• [THE TASK]: Scan the data beneath this task and copy each line that includes "charging".

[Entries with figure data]
========================================================================

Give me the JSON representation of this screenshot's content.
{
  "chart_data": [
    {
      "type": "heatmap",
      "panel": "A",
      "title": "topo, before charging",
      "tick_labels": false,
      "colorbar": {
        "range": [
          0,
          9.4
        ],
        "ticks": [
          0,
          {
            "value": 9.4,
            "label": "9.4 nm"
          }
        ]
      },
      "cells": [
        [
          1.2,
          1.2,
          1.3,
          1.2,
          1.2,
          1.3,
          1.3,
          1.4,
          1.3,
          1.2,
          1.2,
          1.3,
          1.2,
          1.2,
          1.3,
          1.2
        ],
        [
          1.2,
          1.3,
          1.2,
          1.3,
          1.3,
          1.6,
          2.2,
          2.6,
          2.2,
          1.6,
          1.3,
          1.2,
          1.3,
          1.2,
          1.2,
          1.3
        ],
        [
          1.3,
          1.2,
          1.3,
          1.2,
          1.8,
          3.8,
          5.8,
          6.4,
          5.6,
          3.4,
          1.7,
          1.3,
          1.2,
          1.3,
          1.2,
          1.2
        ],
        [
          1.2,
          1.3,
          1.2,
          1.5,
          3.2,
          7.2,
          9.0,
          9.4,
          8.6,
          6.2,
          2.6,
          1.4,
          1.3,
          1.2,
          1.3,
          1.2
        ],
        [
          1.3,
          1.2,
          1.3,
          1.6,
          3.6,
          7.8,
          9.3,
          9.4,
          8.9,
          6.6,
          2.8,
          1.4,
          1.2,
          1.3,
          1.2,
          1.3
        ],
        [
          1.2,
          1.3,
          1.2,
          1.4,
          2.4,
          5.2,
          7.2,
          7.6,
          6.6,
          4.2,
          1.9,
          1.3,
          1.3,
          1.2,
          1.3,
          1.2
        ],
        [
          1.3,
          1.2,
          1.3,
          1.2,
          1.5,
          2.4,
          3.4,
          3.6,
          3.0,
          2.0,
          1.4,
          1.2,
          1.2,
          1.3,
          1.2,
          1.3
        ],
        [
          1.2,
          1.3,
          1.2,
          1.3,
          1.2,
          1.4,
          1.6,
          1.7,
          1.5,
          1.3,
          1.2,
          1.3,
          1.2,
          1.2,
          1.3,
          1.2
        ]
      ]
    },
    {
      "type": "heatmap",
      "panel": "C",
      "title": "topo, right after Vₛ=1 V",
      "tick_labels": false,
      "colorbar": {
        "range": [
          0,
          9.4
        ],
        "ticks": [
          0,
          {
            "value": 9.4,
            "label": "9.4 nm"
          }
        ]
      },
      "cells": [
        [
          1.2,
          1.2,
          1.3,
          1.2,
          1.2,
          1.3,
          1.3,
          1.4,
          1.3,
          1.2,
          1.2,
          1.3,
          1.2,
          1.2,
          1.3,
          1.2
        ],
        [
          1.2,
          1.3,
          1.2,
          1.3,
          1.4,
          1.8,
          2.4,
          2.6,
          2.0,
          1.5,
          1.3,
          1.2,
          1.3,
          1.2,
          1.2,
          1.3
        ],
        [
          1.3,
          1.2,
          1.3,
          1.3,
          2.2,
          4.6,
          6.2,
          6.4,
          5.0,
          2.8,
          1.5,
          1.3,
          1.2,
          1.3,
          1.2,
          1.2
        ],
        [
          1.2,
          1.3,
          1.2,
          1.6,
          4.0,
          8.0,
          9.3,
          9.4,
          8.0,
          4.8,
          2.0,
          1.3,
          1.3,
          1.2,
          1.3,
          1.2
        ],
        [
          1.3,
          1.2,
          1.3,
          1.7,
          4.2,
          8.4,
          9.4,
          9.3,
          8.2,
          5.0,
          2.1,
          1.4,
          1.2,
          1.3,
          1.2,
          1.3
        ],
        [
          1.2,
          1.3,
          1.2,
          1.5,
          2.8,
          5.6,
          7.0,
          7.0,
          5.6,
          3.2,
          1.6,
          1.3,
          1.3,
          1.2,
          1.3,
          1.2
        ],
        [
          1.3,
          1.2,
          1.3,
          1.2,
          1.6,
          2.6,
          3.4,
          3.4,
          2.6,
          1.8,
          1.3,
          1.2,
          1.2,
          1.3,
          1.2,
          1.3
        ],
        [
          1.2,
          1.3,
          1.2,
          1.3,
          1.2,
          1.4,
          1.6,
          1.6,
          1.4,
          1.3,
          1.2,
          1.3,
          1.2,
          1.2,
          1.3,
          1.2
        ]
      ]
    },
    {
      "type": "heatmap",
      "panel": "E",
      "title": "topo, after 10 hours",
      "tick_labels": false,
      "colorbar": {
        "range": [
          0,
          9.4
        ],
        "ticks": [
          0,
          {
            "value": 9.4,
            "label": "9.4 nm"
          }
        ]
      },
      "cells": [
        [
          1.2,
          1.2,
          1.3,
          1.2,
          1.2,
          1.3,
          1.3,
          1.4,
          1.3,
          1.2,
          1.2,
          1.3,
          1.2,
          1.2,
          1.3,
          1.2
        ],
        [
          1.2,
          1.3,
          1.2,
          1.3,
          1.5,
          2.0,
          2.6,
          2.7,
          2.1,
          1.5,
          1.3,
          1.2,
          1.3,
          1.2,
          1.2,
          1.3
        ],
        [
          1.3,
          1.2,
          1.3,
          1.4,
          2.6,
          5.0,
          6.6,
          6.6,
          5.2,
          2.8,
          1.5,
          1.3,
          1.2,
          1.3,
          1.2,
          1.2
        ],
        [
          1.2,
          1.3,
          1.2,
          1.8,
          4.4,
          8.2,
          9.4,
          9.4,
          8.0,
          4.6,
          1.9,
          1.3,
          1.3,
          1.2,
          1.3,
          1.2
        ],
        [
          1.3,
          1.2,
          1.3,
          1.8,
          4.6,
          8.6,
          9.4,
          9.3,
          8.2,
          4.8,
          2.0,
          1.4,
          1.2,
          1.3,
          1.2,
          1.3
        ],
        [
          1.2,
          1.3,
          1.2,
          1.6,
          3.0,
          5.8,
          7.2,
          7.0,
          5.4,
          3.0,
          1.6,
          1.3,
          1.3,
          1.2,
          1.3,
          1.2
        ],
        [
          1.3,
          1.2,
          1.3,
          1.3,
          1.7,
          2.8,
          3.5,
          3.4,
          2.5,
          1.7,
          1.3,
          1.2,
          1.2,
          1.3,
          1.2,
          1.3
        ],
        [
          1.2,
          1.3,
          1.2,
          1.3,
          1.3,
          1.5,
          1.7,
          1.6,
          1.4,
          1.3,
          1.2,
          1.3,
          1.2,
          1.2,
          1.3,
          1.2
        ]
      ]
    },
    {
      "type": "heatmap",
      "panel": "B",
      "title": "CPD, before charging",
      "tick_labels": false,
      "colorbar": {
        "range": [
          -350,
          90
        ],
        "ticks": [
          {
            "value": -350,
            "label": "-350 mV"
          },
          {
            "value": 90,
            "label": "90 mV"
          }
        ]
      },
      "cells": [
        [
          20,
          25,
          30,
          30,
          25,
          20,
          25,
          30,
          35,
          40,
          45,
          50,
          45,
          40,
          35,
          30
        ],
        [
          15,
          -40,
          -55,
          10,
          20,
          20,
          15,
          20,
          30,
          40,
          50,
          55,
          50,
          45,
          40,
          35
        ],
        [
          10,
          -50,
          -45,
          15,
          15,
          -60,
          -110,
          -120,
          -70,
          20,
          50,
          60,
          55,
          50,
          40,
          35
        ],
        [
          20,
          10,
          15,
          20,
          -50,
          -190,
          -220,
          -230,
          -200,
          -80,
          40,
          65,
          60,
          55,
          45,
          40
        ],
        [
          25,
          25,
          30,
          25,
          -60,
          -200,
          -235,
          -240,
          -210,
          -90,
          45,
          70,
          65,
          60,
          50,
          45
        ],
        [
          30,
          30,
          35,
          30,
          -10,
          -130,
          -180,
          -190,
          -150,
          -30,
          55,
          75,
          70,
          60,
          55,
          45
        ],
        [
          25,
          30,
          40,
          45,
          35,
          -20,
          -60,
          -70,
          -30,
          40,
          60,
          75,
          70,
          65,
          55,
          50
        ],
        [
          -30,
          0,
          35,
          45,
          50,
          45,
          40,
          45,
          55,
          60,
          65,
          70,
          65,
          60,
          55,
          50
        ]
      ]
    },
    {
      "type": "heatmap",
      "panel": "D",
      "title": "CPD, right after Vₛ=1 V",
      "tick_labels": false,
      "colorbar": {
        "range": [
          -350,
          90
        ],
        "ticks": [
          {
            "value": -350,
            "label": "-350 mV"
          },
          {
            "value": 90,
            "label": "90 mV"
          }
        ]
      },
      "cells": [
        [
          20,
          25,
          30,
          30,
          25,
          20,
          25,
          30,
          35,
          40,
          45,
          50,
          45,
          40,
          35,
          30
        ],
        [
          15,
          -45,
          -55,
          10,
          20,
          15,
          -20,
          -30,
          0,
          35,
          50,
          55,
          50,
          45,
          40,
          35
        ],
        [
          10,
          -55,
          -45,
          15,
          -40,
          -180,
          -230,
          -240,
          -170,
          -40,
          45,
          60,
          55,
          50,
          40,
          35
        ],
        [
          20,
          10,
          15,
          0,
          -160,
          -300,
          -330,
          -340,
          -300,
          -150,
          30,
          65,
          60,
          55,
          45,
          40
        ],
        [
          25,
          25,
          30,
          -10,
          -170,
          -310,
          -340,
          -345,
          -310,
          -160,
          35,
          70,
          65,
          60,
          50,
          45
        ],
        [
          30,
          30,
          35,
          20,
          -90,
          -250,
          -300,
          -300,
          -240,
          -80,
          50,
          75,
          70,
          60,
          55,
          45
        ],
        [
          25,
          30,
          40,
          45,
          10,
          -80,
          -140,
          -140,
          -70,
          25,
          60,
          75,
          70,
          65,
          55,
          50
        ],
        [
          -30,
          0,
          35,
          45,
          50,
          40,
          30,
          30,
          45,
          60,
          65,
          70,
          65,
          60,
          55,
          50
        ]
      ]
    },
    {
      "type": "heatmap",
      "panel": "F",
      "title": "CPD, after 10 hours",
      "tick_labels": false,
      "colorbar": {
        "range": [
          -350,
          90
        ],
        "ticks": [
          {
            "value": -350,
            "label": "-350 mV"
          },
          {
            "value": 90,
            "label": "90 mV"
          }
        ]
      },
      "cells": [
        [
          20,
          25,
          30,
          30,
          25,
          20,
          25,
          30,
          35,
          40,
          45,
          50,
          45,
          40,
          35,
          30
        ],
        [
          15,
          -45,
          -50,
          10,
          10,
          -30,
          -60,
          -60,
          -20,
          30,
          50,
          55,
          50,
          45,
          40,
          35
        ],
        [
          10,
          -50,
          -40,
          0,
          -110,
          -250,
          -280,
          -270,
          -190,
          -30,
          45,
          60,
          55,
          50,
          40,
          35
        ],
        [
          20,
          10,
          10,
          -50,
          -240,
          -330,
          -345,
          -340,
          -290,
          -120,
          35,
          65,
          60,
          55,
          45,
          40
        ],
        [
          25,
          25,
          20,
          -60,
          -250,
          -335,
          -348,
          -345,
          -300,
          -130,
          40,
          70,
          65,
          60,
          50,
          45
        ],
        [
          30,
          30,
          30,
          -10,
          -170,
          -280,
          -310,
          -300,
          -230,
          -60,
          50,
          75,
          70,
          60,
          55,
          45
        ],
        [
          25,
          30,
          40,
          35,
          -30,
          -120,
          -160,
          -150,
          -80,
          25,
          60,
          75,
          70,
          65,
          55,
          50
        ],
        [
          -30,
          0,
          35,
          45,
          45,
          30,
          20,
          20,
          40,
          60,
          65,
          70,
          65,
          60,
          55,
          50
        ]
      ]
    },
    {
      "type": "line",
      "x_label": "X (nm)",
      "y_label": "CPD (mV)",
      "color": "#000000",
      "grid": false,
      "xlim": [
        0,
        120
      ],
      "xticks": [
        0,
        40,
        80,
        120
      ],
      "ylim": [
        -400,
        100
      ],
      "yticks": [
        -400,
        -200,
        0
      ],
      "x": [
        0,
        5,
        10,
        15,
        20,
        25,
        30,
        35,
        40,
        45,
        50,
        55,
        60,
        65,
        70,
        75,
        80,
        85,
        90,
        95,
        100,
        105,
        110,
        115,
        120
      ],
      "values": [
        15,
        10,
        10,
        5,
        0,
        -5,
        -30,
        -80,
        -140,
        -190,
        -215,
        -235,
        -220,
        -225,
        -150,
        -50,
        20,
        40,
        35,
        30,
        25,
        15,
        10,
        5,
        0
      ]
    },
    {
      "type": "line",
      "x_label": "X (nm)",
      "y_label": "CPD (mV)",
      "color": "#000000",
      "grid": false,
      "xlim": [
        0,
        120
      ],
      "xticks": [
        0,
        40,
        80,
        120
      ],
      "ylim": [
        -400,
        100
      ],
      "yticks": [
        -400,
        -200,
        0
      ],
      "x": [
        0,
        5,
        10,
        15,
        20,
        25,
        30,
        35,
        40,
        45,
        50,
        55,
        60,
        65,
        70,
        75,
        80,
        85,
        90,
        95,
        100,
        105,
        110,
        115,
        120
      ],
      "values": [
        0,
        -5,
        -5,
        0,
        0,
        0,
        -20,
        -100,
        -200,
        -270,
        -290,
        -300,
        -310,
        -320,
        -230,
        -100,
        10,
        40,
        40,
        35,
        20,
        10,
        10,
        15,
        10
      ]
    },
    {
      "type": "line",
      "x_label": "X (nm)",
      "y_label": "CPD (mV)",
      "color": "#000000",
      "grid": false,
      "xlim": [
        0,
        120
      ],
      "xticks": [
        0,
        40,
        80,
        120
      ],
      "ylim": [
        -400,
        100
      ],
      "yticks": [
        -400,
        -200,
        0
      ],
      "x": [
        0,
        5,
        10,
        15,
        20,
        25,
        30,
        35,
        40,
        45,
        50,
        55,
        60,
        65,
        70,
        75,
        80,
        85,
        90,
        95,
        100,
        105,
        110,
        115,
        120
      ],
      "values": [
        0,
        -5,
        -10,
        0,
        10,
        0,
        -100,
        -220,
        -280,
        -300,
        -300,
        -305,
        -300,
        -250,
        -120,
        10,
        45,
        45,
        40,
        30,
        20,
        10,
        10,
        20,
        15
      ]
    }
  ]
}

========================================================================

• [RESULT OF THIS TASK]:
      "title": "topo, before charging",
      "title": "CPD, before charging",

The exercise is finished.